Document transcript data:
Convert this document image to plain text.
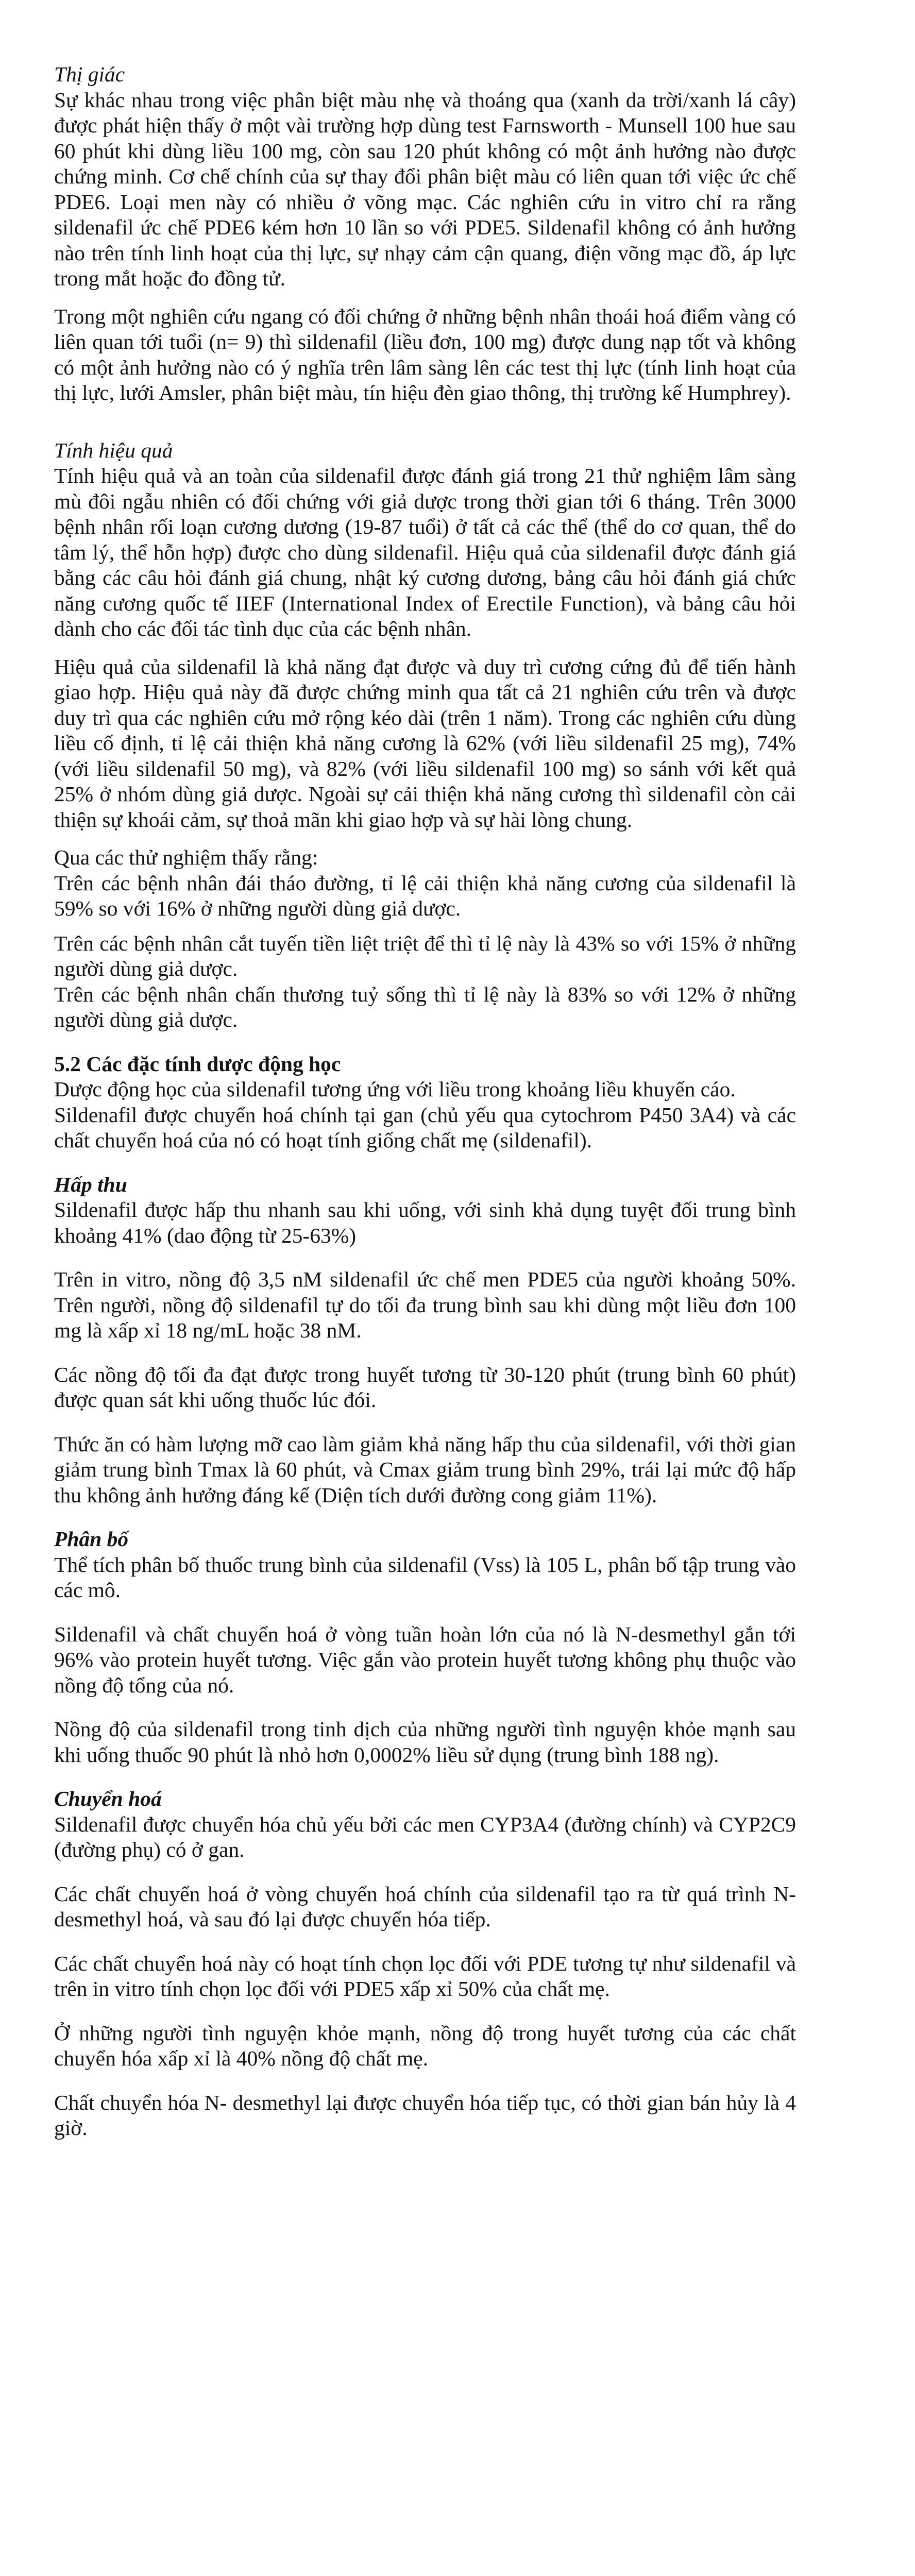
Thị giác

Sự khác nhau trong việc phân biệt màu nhẹ và thoáng qua (xanh da trời/xanh lá cây) được phát hiện thấy ở một vài trường hợp dùng test Farnsworth - Munsell 100 hue sau 60 phút khi dùng liều 100 mg, còn sau 120 phút không có một ảnh hưởng nào được chứng minh. Cơ chế chính của sự thay đổi phân biệt màu có liên quan tới việc ức chế PDE6. Loại men này có nhiều ở võng mạc. Các nghiên cứu in vitro chỉ ra rằng sildenafil ức chế PDE6 kém hơn 10 lần so với PDE5. Sildenafil không có ảnh hưởng nào trên tính linh hoạt của thị lực, sự nhạy cảm cận quang, điện võng mạc đồ, áp lực trong mắt hoặc đo đồng tử.

Trong một nghiên cứu ngang có đối chứng ở những bệnh nhân thoái hoá điểm vàng có liên quan tới tuổi (n= 9) thì sildenafil (liều đơn, 100 mg) được dung nạp tốt và không có một ảnh hưởng nào có ý nghĩa trên lâm sàng lên các test thị lực (tính linh hoạt của thị lực, lưới Amsler, phân biệt màu, tín hiệu đèn giao thông, thị trường kế Humphrey).

Tính hiệu quả

Tính hiệu quả và an toàn của sildenafil được đánh giá trong 21 thử nghiệm lâm sàng mù đôi ngẫu nhiên có đối chứng với giả dược trong thời gian tới 6 tháng. Trên 3000 bệnh nhân rối loạn cương dương (19-87 tuổi) ở tất cả các thể (thể do cơ quan, thể do tâm lý, thể hỗn hợp) được cho dùng sildenafil. Hiệu quả của sildenafil được đánh giá bằng các câu hỏi đánh giá chung, nhật ký cương dương, bảng câu hỏi đánh giá chức năng cương quốc tế IIEF (International Index of Erectile Function), và bảng câu hỏi dành cho các đối tác tình dục của các bệnh nhân.

Hiệu quả của sildenafil là khả năng đạt được và duy trì cương cứng đủ để tiến hành giao hợp. Hiệu quả này đã được chứng minh qua tất cả 21 nghiên cứu trên và được duy trì qua các nghiên cứu mở rộng kéo dài (trên 1 năm). Trong các nghiên cứu dùng liều cố định, tỉ lệ cải thiện khả năng cương là 62% (với liều sildenafil 25 mg), 74% (với liều sildenafil 50 mg), và 82% (với liều sildenafil 100 mg) so sánh với kết quả 25% ở nhóm dùng giả dược. Ngoài sự cải thiện khả năng cương thì sildenafil còn cải thiện sự khoái cảm, sự thoả mãn khi giao hợp và sự hài lòng chung.

Qua các thử nghiệm thấy rằng:

Trên các bệnh nhân đái tháo đường, tỉ lệ cải thiện khả năng cương của sildenafil là 59% so với 16% ở những người dùng giả dược.

Trên các bệnh nhân cắt tuyến tiền liệt triệt để thì tỉ lệ này là 43% so với 15% ở những người dùng giả dược.

Trên các bệnh nhân chấn thương tuỷ sống thì tỉ lệ này là 83% so với 12% ở những người dùng giả dược.

5.2 Các đặc tính dược động học

Dược động học của sildenafil tương ứng với liều trong khoảng liều khuyến cáo.

Sildenafil được chuyển hoá chính tại gan (chủ yếu qua cytochrom P450 3A4) và các chất chuyển hoá của nó có hoạt tính giống chất mẹ (sildenafil).

Hấp thu

Sildenafil được hấp thu nhanh sau khi uống, với sinh khả dụng tuyệt đối trung bình khoảng 41% (dao động từ 25-63%)

Trên in vitro, nồng độ 3,5 nM sildenafil ức chế men PDE5 của người khoảng 50%. Trên người, nồng độ sildenafil tự do tối đa trung bình sau khi dùng một liều đơn 100 mg là xấp xỉ 18 ng/mL hoặc 38 nM.

Các nồng độ tối đa đạt được trong huyết tương từ 30-120 phút (trung bình 60 phút) được quan sát khi uống thuốc lúc đói.

Thức ăn có hàm lượng mỡ cao làm giảm khả năng hấp thu của sildenafil, với thời gian giảm trung bình Tmax là 60 phút, và Cmax giảm trung bình 29%, trái lại mức độ hấp thu không ảnh hưởng đáng kể (Diện tích dưới đường cong giảm 11%).

Phân bố

Thể tích phân bố thuốc trung bình của sildenafil (Vss) là 105 L, phân bố tập trung vào các mô.

Sildenafil và chất chuyển hoá ở vòng tuần hoàn lớn của nó là N-desmethyl gắn tới 96% vào protein huyết tương. Việc gắn vào protein huyết tương không phụ thuộc vào nồng độ tổng của nó.

Nồng độ của sildenafil trong tinh dịch của những người tình nguyện khỏe mạnh sau khi uống thuốc 90 phút là nhỏ hơn 0,0002% liều sử dụng (trung bình 188 ng).

Chuyển hoá

Sildenafil được chuyển hóa chủ yếu bởi các men CYP3A4 (đường chính) và CYP2C9 (đường phụ) có ở gan.

Các chất chuyển hoá ở vòng chuyển hoá chính của sildenafil tạo ra từ quá trình N- desmethyl hoá, và sau đó lại được chuyển hóa tiếp.

Các chất chuyển hoá này có hoạt tính chọn lọc đối với PDE tương tự như sildenafil và trên in vitro tính chọn lọc đối với PDE5 xấp xỉ 50% của chất mẹ.

Ở những người tình nguyện khỏe mạnh, nồng độ trong huyết tương của các chất chuyển hóa xấp xỉ là 40% nồng độ chất mẹ.

Chất chuyển hóa N- desmethyl lại được chuyển hóa tiếp tục, có thời gian bán hủy là 4 giờ.
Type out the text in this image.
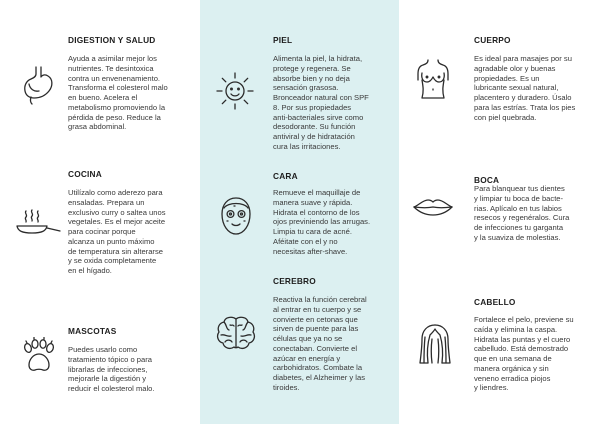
DIGESTION Y SALUD
Ayuda a asimilar mejor los
nutrientes. Te desintoxica
contra un envenenamiento.
Transforma el colesterol malo
en bueno. Acelera el
metabolismo promoviendo la
pérdida de peso. Reduce la
grasa abdominal.
COCINA
Utilízalo como aderezo para
ensaladas. Prepara un
exclusivo curry o saltea unos
vegetales. Es el mejor aceite
para cocinar porque
alcanza un punto máximo
de temperatura sin alterarse
y se oxida completamente
en el hígado.
MASCOTAS
Puedes usarlo como
tratamiento tópico o para
librarlas de infecciones,
mejorarle la digestión y
reducir el colesterol malo.
PIEL
Alimenta la piel, la hidrata,
protege y regenera. Se
absorbe bien y no deja
sensación grasosa.
Bronceador natural con SPF
8. Por sus propiedades
anti-bacteriales sirve como
desodorante. Su función
antiviral y de hidratación
cura las irritaciones.
CARA
Remueve el maquillaje de
manera suave y rápida.
Hidrata el contorno de los
ojos previniendo las arrugas.
Limpia tu cara de acné.
Aféitate con el y no
necesitas after-shave.
CEREBRO
Reactiva la función cerebral
al entrar en tu cuerpo y se
convierte en cetonas que
sirven de puente para las
células que ya no se
conectaban. Convierte el
azúcar en energía y
carbohidratos. Combate la
diabetes, el Alzheimer y las
tiroides.
CUERPO
Es ideal para masajes por su
agradable olor y buenas
propiedades. Es un
lubricante sexual natural,
placentero y duradero. Úsalo
para las estrías. Trata los pies
con piel quebrada.
BOCA
Para blanquear tus dientes
y limpiar tu boca de bacte-
rias. Aplícalo en tus labios
resecos y regenéralos. Cura
de infecciones tu garganta
y la suaviza de molestias.
CABELLO
Fortalece el pelo, previene su
caída y elimina la caspa.
Hidrata las puntas y el cuero
cabelludo. Está demostrado
que en una semana de
manera orgánica y sin
veneno erradica piojos
y liendres.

Aim of the task: In the copy, keep every line of the data above exactly and drop each picture.

Exercise response:
Convert this document image to plain text.
Thị giác

Sự khác nhau trong việc phân biệt màu nhẹ và thoáng qua (xanh da trời/xanh lá cây) được phát hiện thấy ở một vài trường hợp dùng test Farnsworth - Munsell 100 hue sau 60 phút khi dùng liều 100 mg, còn sau 120 phút không có một ảnh hưởng nào được chứng minh. Cơ chế chính của sự thay đổi phân biệt màu có liên quan tới việc ức chế PDE6. Loại men này có nhiều ở võng mạc. Các nghiên cứu in vitro chỉ ra rằng sildenafil ức chế PDE6 kém hơn 10 lần so với PDE5. Sildenafil không có ảnh hưởng nào trên tính linh hoạt của thị lực, sự nhạy cảm cận quang, điện võng mạc đồ, áp lực trong mắt hoặc đo đồng tử.

Trong một nghiên cứu ngang có đối chứng ở những bệnh nhân thoái hoá điểm vàng có liên quan tới tuổi (n= 9) thì sildenafil (liều đơn, 100 mg) được dung nạp tốt và không có một ảnh hưởng nào có ý nghĩa trên lâm sàng lên các test thị lực (tính linh hoạt của thị lực, lưới Amsler, phân biệt màu, tín hiệu đèn giao thông, thị trường kế Humphrey).

Tính hiệu quả

Tính hiệu quả và an toàn của sildenafil được đánh giá trong 21 thử nghiệm lâm sàng mù đôi ngẫu nhiên có đối chứng với giả dược trong thời gian tới 6 tháng. Trên 3000 bệnh nhân rối loạn cương dương (19-87 tuổi) ở tất cả các thể (thể do cơ quan, thể do tâm lý, thể hỗn hợp) được cho dùng sildenafil. Hiệu quả của sildenafil được đánh giá bằng các câu hỏi đánh giá chung, nhật ký cương dương, bảng câu hỏi đánh giá chức năng cương quốc tế IIEF (International Index of Erectile Function), và bảng câu hỏi dành cho các đối tác tình dục của các bệnh nhân.

Hiệu quả của sildenafil là khả năng đạt được và duy trì cương cứng đủ để tiến hành giao hợp. Hiệu quả này đã được chứng minh qua tất cả 21 nghiên cứu trên và được duy trì qua các nghiên cứu mở rộng kéo dài (trên 1 năm). Trong các nghiên cứu dùng liều cố định, tỉ lệ cải thiện khả năng cương là 62% (với liều sildenafil 25 mg), 74% (với liều sildenafil 50 mg), và 82% (với liều sildenafil 100 mg) so sánh với kết quả 25% ở nhóm dùng giả dược. Ngoài sự cải thiện khả năng cương thì sildenafil còn cải thiện sự khoái cảm, sự thoả mãn khi giao hợp và sự hài lòng chung.

Qua các thử nghiệm thấy rằng:

Trên các bệnh nhân đái tháo đường, tỉ lệ cải thiện khả năng cương của sildenafil là 59% so với 16% ở những người dùng giả dược.

Trên các bệnh nhân cắt tuyến tiền liệt triệt để thì tỉ lệ này là 43% so với 15% ở những người dùng giả dược.

Trên các bệnh nhân chấn thương tuỷ sống thì tỉ lệ này là 83% so với 12% ở những người dùng giả dược.

5.2 Các đặc tính dược động học

Dược động học của sildenafil tương ứng với liều trong khoảng liều khuyến cáo.

Sildenafil được chuyển hoá chính tại gan (chủ yếu qua cytochrom P450 3A4) và các chất chuyển hoá của nó có hoạt tính giống chất mẹ (sildenafil).

Hấp thu

Sildenafil được hấp thu nhanh sau khi uống, với sinh khả dụng tuyệt đối trung bình khoảng 41% (dao động từ 25-63%)

Trên in vitro, nồng độ 3,5 nM sildenafil ức chế men PDE5 của người khoảng 50%. Trên người, nồng độ sildenafil tự do tối đa trung bình sau khi dùng một liều đơn 100 mg là xấp xỉ 18 ng/mL hoặc 38 nM.

Các nồng độ tối đa đạt được trong huyết tương từ 30-120 phút (trung bình 60 phút) được quan sát khi uống thuốc lúc đói.

Thức ăn có hàm lượng mỡ cao làm giảm khả năng hấp thu của sildenafil, với thời gian giảm trung bình Tmax là 60 phút, và Cmax giảm trung bình 29%, trái lại mức độ hấp thu không ảnh hưởng đáng kể (Diện tích dưới đường cong giảm 11%).

Phân bố

Thể tích phân bố thuốc trung bình của sildenafil (Vss) là 105 L, phân bố tập trung vào các mô.

Sildenafil và chất chuyển hoá ở vòng tuần hoàn lớn của nó là N-desmethyl gắn tới 96% vào protein huyết tương. Việc gắn vào protein huyết tương không phụ thuộc vào nồng độ tổng của nó.

Nồng độ của sildenafil trong tinh dịch của những người tình nguyện khỏe mạnh sau khi uống thuốc 90 phút là nhỏ hơn 0,0002% liều sử dụng (trung bình 188 ng).

Chuyển hoá

Sildenafil được chuyển hóa chủ yếu bởi các men CYP3A4 (đường chính) và CYP2C9 (đường phụ) có ở gan.

Các chất chuyển hoá ở vòng chuyển hoá chính của sildenafil tạo ra từ quá trình N- desmethyl hoá, và sau đó lại được chuyển hóa tiếp.

Các chất chuyển hoá này có hoạt tính chọn lọc đối với PDE tương tự như sildenafil và trên in vitro tính chọn lọc đối với PDE5 xấp xỉ 50% của chất mẹ.

Ở những người tình nguyện khỏe mạnh, nồng độ trong huyết tương của các chất chuyển hóa xấp xỉ là 40% nồng độ chất mẹ.

Chất chuyển hóa N- desmethyl lại được chuyển hóa tiếp tục, có thời gian bán hủy là 4 giờ.
Type out the text in this image.
DIGESTION Y SALUD
Ayuda a asimilar mejor los
nutrientes. Te desintoxica
contra un envenenamiento.
Transforma el colesterol malo
en bueno. Acelera el
metabolismo promoviendo la
pérdida de peso. Reduce la
grasa abdominal.
COCINA
Utilízalo como aderezo para
ensaladas. Prepara un
exclusivo curry o saltea unos
vegetales. Es el mejor aceite
para cocinar porque
alcanza un punto máximo
de temperatura sin alterarse
y se oxida completamente
en el hígado.
MASCOTAS
Puedes usarlo como
tratamiento tópico o para
librarlas de infecciones,
mejorarle la digestión y
reducir el colesterol malo.
PIEL
Alimenta la piel, la hidrata,
protege y regenera. Se
absorbe bien y no deja
sensación grasosa.
Bronceador natural con SPF
8. Por sus propiedades
anti-bacteriales sirve como
desodorante. Su función
antiviral y de hidratación
cura las irritaciones.
CARA
Remueve el maquillaje de
manera suave y rápida.
Hidrata el contorno de los
ojos previniendo las arrugas.
Limpia tu cara de acné.
Aféitate con el y no
necesitas after-shave.
CEREBRO
Reactiva la función cerebral
al entrar en tu cuerpo y se
convierte en cetonas que
sirven de puente para las
células que ya no se
conectaban. Convierte el
azúcar en energía y
carbohidratos. Combate la
diabetes, el Alzheimer y las
tiroides.
CUERPO
Es ideal para masajes por su
agradable olor y buenas
propiedades. Es un
lubricante sexual natural,
placentero y duradero. Úsalo
para las estrías. Trata los pies
con piel quebrada.
BOCA
Para blanquear tus dientes
y limpiar tu boca de bacte-
rias. Aplícalo en tus labios
resecos y regenéralos. Cura
de infecciones tu garganta
y la suaviza de molestias.
CABELLO
Fortalece el pelo, previene su
caída y elimina la caspa.
Hidrata las puntas y el cuero
cabelludo. Está demostrado
que en una semana de
manera orgánica y sin
veneno erradica piojos
y liendres.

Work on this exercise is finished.